(DIRECTIONS) Locate and copy each line in the data that contains the word "text".
---*---
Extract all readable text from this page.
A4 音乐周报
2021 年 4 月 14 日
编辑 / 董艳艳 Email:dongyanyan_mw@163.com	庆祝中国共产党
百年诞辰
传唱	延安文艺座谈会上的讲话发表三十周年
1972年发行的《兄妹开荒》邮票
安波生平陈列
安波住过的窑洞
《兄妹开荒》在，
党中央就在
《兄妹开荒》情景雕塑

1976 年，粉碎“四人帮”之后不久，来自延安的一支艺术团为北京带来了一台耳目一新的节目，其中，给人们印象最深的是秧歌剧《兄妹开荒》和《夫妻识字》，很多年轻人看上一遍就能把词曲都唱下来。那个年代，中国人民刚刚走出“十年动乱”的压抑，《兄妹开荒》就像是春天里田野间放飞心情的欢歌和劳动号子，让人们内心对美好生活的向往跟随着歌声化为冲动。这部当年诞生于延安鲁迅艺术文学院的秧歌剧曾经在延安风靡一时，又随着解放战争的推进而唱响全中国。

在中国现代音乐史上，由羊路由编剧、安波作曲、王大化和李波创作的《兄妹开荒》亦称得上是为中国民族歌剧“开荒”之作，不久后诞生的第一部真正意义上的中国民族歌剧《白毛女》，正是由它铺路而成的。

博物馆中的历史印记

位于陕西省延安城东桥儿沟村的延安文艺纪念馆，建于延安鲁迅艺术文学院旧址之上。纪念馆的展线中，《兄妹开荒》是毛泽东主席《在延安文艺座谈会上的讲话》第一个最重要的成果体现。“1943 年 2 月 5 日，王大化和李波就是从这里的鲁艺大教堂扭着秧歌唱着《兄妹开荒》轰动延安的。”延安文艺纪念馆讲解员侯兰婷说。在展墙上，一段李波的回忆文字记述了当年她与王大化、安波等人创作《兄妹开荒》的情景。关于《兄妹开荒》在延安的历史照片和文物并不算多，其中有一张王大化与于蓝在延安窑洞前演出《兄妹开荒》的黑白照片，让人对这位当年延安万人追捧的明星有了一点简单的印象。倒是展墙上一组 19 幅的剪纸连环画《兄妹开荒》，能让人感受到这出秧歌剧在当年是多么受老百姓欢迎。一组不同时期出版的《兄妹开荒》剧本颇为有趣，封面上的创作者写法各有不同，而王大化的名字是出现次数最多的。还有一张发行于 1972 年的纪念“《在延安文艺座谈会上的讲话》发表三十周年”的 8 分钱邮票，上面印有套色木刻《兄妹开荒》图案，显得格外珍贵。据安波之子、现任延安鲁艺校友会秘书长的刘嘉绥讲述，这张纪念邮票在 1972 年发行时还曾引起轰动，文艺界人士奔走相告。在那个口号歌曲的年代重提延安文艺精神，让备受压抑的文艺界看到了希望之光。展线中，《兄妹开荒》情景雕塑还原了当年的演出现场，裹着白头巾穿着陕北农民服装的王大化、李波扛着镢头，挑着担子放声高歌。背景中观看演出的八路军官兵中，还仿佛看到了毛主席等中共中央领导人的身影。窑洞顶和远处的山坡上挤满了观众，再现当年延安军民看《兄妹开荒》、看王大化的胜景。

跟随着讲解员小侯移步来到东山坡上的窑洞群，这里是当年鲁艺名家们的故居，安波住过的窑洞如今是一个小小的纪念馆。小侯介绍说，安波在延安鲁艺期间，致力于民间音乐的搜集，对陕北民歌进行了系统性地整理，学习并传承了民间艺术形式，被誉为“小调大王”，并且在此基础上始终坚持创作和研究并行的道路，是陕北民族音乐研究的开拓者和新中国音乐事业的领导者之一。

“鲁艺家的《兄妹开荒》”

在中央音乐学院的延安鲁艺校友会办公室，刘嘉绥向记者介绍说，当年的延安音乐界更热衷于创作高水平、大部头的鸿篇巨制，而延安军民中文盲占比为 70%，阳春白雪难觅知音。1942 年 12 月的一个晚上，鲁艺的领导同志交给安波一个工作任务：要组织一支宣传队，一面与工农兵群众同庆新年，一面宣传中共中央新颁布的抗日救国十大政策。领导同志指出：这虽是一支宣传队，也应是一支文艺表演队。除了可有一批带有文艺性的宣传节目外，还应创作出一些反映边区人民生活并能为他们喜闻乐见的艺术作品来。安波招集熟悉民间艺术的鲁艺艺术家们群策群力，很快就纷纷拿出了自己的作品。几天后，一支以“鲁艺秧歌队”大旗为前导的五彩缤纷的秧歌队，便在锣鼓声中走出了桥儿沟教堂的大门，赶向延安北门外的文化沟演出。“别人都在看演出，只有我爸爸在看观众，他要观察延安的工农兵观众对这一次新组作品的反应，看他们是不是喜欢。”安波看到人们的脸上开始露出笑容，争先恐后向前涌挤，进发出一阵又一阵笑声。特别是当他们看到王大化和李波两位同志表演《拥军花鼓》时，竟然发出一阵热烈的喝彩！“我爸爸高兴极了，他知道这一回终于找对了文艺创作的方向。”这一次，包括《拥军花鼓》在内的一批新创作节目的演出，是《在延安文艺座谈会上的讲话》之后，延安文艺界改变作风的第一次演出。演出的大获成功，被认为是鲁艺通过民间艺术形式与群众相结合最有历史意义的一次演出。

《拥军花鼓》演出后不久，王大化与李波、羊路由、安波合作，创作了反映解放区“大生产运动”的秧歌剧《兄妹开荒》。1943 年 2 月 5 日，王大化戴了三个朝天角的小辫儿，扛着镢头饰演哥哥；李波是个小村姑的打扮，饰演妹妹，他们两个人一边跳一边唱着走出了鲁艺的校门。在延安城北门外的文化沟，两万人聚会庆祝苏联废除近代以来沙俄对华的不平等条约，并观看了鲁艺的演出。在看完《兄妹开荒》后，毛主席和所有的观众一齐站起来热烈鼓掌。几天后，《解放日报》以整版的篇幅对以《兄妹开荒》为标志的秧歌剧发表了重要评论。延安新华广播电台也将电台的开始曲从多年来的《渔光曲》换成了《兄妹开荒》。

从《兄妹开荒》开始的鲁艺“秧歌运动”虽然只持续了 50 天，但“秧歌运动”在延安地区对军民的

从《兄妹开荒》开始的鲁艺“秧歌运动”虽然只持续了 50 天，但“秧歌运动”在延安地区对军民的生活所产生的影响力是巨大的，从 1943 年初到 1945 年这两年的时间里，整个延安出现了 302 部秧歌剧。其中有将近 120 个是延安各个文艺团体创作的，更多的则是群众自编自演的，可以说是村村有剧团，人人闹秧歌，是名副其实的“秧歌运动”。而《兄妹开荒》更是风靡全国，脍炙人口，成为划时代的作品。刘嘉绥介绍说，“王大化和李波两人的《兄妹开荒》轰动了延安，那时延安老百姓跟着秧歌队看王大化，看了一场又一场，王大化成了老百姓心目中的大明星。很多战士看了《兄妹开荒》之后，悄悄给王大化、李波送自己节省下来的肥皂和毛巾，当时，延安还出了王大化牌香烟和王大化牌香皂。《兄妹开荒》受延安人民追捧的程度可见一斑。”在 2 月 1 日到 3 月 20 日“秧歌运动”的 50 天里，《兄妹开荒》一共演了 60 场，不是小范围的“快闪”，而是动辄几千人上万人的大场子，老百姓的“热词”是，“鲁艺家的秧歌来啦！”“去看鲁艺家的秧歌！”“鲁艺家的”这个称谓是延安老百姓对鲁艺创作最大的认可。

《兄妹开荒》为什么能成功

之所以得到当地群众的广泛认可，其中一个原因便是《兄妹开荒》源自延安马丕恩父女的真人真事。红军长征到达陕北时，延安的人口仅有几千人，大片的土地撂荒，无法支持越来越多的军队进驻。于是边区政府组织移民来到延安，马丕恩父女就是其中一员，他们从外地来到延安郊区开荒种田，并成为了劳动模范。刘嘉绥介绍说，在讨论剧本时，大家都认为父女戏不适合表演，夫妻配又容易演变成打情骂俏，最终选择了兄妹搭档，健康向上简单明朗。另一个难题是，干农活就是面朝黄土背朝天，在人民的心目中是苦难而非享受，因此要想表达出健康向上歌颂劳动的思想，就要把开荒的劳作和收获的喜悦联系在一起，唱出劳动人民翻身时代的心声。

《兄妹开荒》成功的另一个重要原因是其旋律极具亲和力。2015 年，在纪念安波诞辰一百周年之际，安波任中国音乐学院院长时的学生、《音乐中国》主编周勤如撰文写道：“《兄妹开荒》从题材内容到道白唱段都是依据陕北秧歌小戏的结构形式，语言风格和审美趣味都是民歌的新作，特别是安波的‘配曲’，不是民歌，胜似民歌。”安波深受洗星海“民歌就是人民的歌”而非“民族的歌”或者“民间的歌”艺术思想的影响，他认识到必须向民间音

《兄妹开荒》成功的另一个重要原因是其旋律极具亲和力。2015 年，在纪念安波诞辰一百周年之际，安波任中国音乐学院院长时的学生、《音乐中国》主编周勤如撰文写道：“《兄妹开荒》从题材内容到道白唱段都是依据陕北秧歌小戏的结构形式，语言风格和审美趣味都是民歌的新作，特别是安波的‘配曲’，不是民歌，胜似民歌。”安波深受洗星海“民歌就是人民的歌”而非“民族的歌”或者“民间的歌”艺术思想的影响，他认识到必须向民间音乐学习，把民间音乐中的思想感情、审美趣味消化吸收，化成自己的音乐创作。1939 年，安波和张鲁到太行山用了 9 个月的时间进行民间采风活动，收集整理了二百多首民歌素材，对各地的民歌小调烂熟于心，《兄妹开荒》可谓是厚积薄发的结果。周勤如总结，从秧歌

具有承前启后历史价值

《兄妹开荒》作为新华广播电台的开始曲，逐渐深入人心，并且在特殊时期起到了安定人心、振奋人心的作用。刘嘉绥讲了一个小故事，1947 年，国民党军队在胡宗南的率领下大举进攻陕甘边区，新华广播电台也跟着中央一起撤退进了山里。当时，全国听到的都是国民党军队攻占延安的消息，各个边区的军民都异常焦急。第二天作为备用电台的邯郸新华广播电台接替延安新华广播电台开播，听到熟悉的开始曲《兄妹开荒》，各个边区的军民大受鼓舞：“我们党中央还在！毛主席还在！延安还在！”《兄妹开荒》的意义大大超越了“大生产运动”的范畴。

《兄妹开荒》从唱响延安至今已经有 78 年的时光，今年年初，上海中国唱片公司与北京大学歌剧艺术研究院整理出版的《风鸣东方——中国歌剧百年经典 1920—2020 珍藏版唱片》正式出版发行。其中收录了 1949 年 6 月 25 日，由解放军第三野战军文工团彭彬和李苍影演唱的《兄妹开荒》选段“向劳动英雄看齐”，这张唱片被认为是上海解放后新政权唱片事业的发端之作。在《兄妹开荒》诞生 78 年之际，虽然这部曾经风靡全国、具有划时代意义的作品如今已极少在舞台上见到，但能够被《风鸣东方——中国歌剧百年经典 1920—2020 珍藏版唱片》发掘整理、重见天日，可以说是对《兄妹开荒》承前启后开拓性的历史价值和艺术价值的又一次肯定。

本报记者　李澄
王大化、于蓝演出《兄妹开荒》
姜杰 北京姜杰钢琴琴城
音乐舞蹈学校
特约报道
---*---
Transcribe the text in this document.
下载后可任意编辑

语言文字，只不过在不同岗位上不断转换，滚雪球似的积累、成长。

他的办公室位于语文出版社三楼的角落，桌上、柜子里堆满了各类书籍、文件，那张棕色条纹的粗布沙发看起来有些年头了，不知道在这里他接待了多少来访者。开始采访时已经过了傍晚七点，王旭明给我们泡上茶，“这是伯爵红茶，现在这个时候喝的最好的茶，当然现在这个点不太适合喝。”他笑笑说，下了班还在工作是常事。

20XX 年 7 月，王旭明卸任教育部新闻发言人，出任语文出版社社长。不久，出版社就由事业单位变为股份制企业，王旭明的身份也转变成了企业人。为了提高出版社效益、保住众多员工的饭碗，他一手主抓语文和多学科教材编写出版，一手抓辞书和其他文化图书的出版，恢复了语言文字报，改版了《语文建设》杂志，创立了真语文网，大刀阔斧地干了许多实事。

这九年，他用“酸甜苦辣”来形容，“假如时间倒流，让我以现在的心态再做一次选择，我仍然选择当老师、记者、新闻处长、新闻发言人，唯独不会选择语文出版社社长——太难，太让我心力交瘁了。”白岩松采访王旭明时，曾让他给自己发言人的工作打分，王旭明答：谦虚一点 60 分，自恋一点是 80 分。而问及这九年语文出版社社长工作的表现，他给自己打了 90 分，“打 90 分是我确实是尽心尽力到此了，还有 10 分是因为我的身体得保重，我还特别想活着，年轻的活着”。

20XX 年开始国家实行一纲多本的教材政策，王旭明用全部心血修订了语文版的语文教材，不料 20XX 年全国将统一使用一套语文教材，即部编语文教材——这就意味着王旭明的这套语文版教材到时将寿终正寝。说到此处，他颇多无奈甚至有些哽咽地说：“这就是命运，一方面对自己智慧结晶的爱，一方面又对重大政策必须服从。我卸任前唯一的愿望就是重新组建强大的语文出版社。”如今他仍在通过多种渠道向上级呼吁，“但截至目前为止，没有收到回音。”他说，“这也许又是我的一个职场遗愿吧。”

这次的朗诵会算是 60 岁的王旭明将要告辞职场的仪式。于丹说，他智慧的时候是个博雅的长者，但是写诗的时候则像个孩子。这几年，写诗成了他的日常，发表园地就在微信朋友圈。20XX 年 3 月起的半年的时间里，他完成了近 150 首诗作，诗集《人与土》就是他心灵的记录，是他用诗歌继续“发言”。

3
---*---
(RESULT OF THIS TASK)
Extract all readable text from this page.
Transcribe the text in this document.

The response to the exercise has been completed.